- **GIVEN TASK**:
Provide an exact reproduction of every entry.

== INFORMATION SHOWN ==

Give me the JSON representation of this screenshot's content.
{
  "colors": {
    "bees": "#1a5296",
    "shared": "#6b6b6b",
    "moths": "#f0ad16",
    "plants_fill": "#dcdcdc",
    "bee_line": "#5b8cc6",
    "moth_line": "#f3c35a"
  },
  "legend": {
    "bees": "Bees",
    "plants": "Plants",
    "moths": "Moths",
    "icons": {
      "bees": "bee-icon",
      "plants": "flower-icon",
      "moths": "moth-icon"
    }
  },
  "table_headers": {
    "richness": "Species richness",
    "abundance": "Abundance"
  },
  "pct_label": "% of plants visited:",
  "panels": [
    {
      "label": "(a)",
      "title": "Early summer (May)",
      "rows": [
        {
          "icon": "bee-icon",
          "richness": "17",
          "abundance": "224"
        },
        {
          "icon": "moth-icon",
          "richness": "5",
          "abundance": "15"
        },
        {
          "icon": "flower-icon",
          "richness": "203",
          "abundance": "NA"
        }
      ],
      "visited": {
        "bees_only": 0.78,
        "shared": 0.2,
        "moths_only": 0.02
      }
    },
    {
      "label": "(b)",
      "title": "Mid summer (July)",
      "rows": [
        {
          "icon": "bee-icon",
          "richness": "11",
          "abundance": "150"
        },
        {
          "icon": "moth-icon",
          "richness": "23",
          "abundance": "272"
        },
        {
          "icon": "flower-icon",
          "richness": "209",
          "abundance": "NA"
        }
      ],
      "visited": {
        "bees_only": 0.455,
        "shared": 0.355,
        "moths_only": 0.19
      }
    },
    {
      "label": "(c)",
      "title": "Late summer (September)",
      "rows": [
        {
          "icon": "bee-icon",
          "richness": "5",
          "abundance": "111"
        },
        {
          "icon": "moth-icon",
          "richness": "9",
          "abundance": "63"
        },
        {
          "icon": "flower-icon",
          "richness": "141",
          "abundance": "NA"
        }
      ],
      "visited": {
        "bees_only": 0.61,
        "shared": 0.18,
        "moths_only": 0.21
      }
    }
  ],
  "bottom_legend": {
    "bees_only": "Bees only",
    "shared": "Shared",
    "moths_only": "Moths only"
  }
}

===

- **CORRECT ANSWER**:
Give me the JSON representation of this screenshot's content.
{
  "colors": {
    "bees": "#1a5296",
    "shared": "#6b6b6b",
    "moths": "#f0ad16",
    "plants_fill": "#dcdcdc",
    "bee_line": "#5b8cc6",
    "moth_line": "#f3c35a"
  },
  "legend": {
    "bees": "Bees",
    "plants": "Plants",
    "moths": "Moths",
    "icons": {
      "bees": "bee-icon",
      "plants": "flower-icon",
      "moths": "moth-icon"
    }
  },
  "table_headers": {
    "richness": "Species richness",
    "abundance": "Abundance"
  },
  "pct_label": "% of plants visited:",
  "panels": [
    {
      "label": "(a)",
      "title": "Early summer (May)",
      "rows": [
        {
          "icon": "bee-icon",
          "richness": "17",
          "abundance": "224"
        },
        {
          "icon": "moth-icon",
          "richness": "5",
          "abundance": "15"
        },
        {
          "icon": "flower-icon",
          "richness": "203",
          "abundance": "NA"
        }
      ],
      "visited": {
        "bees_only": 0.78,
        "shared": 0.2,
        "moths_only": 0.02
      }
    },
    {
      "label": "(b)",
      "title": "Mid summer (July)",
      "rows": [
        {
          "icon": "bee-icon",
          "richness": "11",
          "abundance": "150"
        },
        {
          "icon": "moth-icon",
          "richness": "23",
          "abundance": "272"
        },
        {
          "icon": "flower-icon",
          "richness": "209",
          "abundance": "NA"
        }
      ],
      "visited": {
        "bees_only": 0.455,
        "shared": 0.355,
        "moths_only": 0.19
      }
    },
    {
      "label": "(c)",
      "title": "Late summer (September)",
      "rows": [
        {
          "icon": "bee-icon",
          "richness": "5",
          "abundance": "111"
        },
        {
          "icon": "moth-icon",
          "richness": "9",
          "abundance": "63"
        },
        {
          "icon": "flower-icon",
          "richness": "141",
          "abundance": "NA"
        }
      ],
      "visited": {
        "bees_only": 0.61,
        "shared": 0.18,
        "moths_only": 0.21
      }
    }
  ],
  "bottom_legend": {
    "bees_only": "Bees only",
    "shared": "Shared",
    "moths_only": "Moths only"
  }
}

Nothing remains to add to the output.